SUPPLIED PASSAGE:
We hope these revisions address any potential confusion and make the paper easier to understand. Thank you again for the time and effort you’ve put into reviewing our work!
The paper introduces Cocoon, a novel framework that addresses the challenge of multi-modal fusion in 3D object detection. The paper proposes a novel uncertainty-aware fusion framework that operates at both object and feature levels through the introduction of Feature Impression and a feature alignment mechanism. This approach leverages conformal prediction theory to quantify uncertainties in heterogeneous sensor data, enabling dynamic weight adjustment between different modalities such as cameras and LiDAR.
优点
1.Proposes a novel framework (Cocoon) that uniquely combines object-level and feature-level uncertainty awareness in multi-modal fusion, addressing a significant gap in existing approaches. 2.Thoroughly evaluates the model under diverse corruption scenarios, including both natural corruptions. 3.Provides solid mathematical foundation for the uncertainty quantification method, with clear derivations and validations across multiple datasets.
缺点
1.The paper shows a substantial increase in computational latency - from 1.1s to 1.6s when integrating Cocoon with FUTR3D. 2.While the paper demonstrates consistent improvements over baselines, the actual gains are relatively modest in many scenarios. 3.Only evaluates camera and LiDAR fusion, missing other important sensors like radar and ultrasonic. 4. The lack of validation on other datasets raises concerns about the generalizability of the method. Validation can be performed on the Waymo and Argoverse 2 datasets. 5. The method provides marginal gains and performs worse than previous methods such as CMT, BEVFusion, and DeepInteraction.
问题
1.While you propose using fewer decoder layers or queries to reduce latency: How does this affect the accuracy-speed tradeoff specifically? 2.Could you provide ablation studies on the importance of different components in your framework? Such as, how much does each component (feature aligner, Feature Impression, uncertainty quantification) contribute to the final performance?
Dear reviewer 9JUv, we greatly appreciate you bringing up the issues regarding feasibility (in terms of computational overhead), lack of ablation study, and generalizability. Please find our responses and additional experimental results addressing these concerns.
Q1: Computational Overhead
A1: First, regarding the use of fewer decoder layers for uncertainty quantification, please refer to General Response 2, where we present the results as an ablation study. However, we found that this approach might be too model-specific to generalize across other potential base models.
Instead, we developed a fine-tuning-based solution that significantly reduces computational overhead while improving accuracy. Please see General Response 1 for further details.
Q2: Lack of Ablation Study
A2: see General Response 2
Q3: The method provides marginal gains and performs worse than previous methods such as CMT, BEVFusion, and DeepInteraction.

[Entries taken from a collection]
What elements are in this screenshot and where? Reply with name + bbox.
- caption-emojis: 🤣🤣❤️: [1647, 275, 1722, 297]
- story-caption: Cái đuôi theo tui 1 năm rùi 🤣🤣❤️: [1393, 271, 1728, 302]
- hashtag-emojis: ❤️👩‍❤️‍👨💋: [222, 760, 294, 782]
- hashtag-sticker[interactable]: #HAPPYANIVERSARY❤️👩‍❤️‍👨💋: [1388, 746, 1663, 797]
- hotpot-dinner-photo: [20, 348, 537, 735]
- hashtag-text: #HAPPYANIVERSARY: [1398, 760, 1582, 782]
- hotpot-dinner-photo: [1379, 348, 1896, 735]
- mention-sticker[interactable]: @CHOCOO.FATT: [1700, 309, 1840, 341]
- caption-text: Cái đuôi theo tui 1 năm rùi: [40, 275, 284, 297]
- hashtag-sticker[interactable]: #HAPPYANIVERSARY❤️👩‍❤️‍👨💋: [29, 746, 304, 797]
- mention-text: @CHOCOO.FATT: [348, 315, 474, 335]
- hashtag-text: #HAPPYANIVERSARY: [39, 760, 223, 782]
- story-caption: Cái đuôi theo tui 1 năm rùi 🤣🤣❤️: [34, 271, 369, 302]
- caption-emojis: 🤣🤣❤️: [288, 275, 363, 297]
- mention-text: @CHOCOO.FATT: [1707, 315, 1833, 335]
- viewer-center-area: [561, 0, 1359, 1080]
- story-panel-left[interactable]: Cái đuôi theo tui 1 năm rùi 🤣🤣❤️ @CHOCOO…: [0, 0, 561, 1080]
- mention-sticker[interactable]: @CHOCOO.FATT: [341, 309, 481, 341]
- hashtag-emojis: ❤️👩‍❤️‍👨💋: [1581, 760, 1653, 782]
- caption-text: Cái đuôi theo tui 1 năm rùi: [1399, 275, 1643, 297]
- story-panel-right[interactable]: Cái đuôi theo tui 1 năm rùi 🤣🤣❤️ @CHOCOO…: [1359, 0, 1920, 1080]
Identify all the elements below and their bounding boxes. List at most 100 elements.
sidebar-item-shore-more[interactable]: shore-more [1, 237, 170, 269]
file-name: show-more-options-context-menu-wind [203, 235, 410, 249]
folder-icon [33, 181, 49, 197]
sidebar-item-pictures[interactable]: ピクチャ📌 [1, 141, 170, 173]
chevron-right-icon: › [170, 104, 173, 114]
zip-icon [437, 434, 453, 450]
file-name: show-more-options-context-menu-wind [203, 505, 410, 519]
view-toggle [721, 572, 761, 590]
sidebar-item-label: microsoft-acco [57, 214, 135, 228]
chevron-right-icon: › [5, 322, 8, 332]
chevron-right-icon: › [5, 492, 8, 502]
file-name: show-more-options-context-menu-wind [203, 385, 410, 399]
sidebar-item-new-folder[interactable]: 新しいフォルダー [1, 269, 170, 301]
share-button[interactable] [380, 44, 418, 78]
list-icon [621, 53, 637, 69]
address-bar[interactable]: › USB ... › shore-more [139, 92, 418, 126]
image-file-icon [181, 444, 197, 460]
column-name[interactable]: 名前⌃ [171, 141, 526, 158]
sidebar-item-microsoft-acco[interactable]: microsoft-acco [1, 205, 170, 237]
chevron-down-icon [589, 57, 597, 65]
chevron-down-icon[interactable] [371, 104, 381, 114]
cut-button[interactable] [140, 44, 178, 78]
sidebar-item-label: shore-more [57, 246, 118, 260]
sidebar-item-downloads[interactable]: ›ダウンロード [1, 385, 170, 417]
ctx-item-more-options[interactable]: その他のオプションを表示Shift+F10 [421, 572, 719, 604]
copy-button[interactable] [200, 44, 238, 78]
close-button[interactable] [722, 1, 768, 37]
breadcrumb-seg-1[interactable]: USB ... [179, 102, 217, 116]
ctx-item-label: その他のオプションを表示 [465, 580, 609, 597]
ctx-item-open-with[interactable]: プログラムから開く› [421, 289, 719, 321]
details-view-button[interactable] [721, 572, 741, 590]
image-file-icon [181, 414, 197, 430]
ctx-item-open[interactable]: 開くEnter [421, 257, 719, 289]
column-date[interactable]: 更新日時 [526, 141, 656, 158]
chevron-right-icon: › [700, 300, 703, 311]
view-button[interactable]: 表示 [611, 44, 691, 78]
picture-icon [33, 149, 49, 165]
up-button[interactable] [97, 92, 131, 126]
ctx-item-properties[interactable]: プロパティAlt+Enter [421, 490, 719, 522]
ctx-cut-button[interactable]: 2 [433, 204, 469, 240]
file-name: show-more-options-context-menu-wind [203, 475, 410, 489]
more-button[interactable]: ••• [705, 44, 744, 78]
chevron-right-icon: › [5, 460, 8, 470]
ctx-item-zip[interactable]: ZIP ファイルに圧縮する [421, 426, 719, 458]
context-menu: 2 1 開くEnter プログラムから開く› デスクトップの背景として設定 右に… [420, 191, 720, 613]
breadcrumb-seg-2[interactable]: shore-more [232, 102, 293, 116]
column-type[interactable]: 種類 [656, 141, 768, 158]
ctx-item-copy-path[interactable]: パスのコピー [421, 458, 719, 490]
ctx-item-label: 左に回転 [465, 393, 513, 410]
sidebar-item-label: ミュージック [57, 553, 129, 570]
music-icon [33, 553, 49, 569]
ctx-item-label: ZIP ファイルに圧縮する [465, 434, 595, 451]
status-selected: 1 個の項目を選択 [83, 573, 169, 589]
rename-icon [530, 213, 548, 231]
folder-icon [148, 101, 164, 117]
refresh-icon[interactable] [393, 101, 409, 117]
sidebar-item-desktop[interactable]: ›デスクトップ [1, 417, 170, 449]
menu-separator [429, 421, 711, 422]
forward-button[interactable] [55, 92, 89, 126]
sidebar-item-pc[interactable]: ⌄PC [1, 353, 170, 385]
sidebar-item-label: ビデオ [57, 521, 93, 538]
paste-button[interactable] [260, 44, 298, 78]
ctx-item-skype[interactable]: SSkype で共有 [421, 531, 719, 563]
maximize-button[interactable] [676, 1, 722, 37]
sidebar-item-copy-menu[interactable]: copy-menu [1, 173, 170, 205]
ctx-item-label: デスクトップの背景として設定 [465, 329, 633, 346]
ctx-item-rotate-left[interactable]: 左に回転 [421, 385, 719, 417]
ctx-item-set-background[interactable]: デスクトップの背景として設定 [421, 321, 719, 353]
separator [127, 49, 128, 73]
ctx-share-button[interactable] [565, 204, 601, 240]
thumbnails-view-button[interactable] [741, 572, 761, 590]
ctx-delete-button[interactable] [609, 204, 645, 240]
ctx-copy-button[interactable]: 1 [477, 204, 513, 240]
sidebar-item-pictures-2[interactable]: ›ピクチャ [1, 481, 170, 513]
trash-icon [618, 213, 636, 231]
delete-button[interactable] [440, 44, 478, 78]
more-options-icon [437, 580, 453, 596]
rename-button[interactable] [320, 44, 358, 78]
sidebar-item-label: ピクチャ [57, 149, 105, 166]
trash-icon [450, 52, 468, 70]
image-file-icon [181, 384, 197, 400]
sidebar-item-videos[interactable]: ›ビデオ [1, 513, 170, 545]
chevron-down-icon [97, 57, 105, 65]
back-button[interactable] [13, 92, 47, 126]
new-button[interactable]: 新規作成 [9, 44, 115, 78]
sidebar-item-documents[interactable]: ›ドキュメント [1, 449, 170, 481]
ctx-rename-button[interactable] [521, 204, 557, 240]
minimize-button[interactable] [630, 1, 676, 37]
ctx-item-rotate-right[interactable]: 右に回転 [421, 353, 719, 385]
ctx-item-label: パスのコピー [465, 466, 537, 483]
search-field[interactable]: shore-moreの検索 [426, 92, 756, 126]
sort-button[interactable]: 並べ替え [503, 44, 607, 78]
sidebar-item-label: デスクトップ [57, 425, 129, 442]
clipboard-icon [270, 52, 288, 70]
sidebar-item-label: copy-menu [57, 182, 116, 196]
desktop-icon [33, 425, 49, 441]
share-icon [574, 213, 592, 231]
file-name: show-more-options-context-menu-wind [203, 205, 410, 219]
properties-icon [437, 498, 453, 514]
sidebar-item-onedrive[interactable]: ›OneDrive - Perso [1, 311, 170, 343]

WHAT TO WORK ON:
Rewrite the paragraph of the peer review that begins "1.The paper shows a substantial increase" as a short bulleted list that keeps its main facts. Rely only on the peer review, not the lines, when answering.

WRITTEN SOLUTION:
- Integrating Cocoon with FUTR3D raises latency from 1.1s to 1.6s.
- Gains over baselines are consistent but relatively modest in many scenarios.
- Only camera and LiDAR fusion is evaluated, leaving out sensors such as radar and ultrasonic.
- The method lacks validation on other datasets, which raises generalizability concerns; Waymo and Argoverse 2 could be used.
- Gains are marginal, and the method performs worse than CMT, BEVFusion, and DeepInteraction.